TASK TO COMPLETE: Copy out all the lines where "content" shows up.

_ _ _

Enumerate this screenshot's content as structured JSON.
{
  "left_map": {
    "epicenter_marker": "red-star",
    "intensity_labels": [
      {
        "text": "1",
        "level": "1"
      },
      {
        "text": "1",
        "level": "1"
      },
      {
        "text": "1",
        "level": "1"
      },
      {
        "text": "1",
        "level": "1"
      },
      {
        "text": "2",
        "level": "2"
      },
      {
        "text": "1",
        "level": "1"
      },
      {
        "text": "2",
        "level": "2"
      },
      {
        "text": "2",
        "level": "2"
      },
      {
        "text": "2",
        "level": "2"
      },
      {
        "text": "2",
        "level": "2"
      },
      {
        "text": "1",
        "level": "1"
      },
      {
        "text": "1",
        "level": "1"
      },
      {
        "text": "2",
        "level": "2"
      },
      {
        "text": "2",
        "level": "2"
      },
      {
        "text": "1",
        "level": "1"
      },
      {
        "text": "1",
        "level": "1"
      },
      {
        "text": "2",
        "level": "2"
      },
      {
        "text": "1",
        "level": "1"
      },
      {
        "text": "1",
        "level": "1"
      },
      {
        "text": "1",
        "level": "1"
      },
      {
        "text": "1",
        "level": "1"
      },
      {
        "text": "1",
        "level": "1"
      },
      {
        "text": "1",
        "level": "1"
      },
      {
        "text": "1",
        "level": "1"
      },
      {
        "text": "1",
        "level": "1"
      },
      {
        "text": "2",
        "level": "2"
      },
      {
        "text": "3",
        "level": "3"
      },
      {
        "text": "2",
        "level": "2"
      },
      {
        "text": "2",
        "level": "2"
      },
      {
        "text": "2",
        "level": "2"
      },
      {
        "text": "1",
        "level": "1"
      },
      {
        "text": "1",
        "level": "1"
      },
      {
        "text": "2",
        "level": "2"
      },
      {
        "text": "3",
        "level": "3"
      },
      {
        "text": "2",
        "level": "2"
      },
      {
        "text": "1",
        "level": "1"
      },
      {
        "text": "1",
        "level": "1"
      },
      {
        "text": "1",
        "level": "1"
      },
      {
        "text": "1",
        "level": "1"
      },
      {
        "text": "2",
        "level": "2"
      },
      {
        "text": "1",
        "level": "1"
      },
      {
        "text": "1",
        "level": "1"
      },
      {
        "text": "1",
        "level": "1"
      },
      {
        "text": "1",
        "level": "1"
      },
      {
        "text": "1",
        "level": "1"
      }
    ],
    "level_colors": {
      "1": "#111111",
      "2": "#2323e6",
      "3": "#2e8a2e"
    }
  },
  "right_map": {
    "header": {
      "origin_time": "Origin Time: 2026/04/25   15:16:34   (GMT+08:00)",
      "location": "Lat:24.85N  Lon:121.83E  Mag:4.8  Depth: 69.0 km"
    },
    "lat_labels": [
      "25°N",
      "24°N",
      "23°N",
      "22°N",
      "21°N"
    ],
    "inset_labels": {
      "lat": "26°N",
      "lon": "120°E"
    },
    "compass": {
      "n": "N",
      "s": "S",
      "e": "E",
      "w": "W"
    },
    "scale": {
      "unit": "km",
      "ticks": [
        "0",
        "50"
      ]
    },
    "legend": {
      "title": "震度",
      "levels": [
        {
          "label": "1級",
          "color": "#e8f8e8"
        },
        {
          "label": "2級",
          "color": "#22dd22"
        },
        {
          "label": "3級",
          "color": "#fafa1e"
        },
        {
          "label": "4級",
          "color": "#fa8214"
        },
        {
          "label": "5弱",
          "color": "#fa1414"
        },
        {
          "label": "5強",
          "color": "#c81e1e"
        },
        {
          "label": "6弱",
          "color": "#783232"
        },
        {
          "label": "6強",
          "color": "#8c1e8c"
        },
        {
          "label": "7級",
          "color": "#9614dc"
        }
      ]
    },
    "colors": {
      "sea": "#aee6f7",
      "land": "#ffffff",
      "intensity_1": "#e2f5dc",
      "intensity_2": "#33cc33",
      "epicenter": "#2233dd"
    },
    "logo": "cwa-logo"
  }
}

_ _ _

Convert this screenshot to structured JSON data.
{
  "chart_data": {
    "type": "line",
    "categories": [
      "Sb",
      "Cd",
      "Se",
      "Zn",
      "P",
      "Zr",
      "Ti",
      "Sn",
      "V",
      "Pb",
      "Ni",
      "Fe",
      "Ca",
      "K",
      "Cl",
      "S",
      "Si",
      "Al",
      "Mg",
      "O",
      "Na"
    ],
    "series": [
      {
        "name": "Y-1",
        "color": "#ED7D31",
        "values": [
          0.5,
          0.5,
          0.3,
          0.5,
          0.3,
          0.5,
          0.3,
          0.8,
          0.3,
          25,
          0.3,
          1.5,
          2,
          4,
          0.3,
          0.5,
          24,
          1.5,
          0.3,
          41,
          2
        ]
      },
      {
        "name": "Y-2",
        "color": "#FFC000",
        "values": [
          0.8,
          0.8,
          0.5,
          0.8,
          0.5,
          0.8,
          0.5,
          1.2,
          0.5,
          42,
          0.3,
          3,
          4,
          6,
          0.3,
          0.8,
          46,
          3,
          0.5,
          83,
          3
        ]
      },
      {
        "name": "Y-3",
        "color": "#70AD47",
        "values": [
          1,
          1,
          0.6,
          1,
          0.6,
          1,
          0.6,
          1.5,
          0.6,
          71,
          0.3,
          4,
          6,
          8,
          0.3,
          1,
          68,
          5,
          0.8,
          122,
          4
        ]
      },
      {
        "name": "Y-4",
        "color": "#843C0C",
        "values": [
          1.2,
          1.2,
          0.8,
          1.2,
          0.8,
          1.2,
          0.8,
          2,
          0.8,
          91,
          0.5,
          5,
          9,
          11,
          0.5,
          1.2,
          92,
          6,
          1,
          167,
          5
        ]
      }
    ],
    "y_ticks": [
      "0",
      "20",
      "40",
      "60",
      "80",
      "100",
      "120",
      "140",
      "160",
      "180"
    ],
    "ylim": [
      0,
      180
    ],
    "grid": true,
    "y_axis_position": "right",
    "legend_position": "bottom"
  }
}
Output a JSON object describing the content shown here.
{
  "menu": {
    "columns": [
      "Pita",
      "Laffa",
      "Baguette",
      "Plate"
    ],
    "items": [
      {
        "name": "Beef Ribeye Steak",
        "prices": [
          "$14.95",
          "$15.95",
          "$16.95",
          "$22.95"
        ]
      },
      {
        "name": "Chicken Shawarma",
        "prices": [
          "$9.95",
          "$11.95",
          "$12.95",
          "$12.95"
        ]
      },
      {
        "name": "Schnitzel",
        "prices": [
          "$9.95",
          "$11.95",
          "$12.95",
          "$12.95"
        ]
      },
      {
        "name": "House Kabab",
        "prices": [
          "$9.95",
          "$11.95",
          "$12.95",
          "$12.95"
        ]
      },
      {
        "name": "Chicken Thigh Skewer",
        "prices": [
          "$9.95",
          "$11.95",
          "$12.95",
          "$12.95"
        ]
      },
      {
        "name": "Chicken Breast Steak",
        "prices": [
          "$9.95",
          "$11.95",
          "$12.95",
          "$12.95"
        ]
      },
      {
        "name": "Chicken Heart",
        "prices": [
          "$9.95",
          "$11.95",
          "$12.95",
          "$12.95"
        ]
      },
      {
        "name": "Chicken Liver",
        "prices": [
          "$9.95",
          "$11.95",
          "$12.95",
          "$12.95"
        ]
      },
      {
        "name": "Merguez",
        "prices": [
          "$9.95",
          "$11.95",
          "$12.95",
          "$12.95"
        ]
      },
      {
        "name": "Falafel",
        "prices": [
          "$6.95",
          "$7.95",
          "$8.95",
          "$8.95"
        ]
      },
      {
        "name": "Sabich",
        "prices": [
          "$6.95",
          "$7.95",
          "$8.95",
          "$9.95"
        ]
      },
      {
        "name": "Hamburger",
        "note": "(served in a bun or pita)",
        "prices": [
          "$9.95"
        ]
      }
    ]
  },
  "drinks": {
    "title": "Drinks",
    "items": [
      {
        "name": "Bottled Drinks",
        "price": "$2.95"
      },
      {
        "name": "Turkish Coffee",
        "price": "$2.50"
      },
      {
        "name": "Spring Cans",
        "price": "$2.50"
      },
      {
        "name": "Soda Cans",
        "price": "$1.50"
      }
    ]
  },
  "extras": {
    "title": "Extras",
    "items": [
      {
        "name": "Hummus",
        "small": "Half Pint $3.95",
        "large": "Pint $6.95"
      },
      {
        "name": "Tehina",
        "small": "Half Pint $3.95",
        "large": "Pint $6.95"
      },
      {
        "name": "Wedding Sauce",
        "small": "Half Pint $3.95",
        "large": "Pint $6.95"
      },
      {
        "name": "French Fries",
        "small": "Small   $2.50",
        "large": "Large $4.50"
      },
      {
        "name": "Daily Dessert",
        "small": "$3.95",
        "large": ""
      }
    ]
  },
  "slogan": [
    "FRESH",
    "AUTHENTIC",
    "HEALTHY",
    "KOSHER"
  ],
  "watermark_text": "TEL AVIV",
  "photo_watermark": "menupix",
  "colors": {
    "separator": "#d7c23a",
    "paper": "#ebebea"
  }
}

_ _ _

SOLVED PROBLEM:
Enumerate this screenshot's content as structured JSON.
Output a JSON object describing the content shown here.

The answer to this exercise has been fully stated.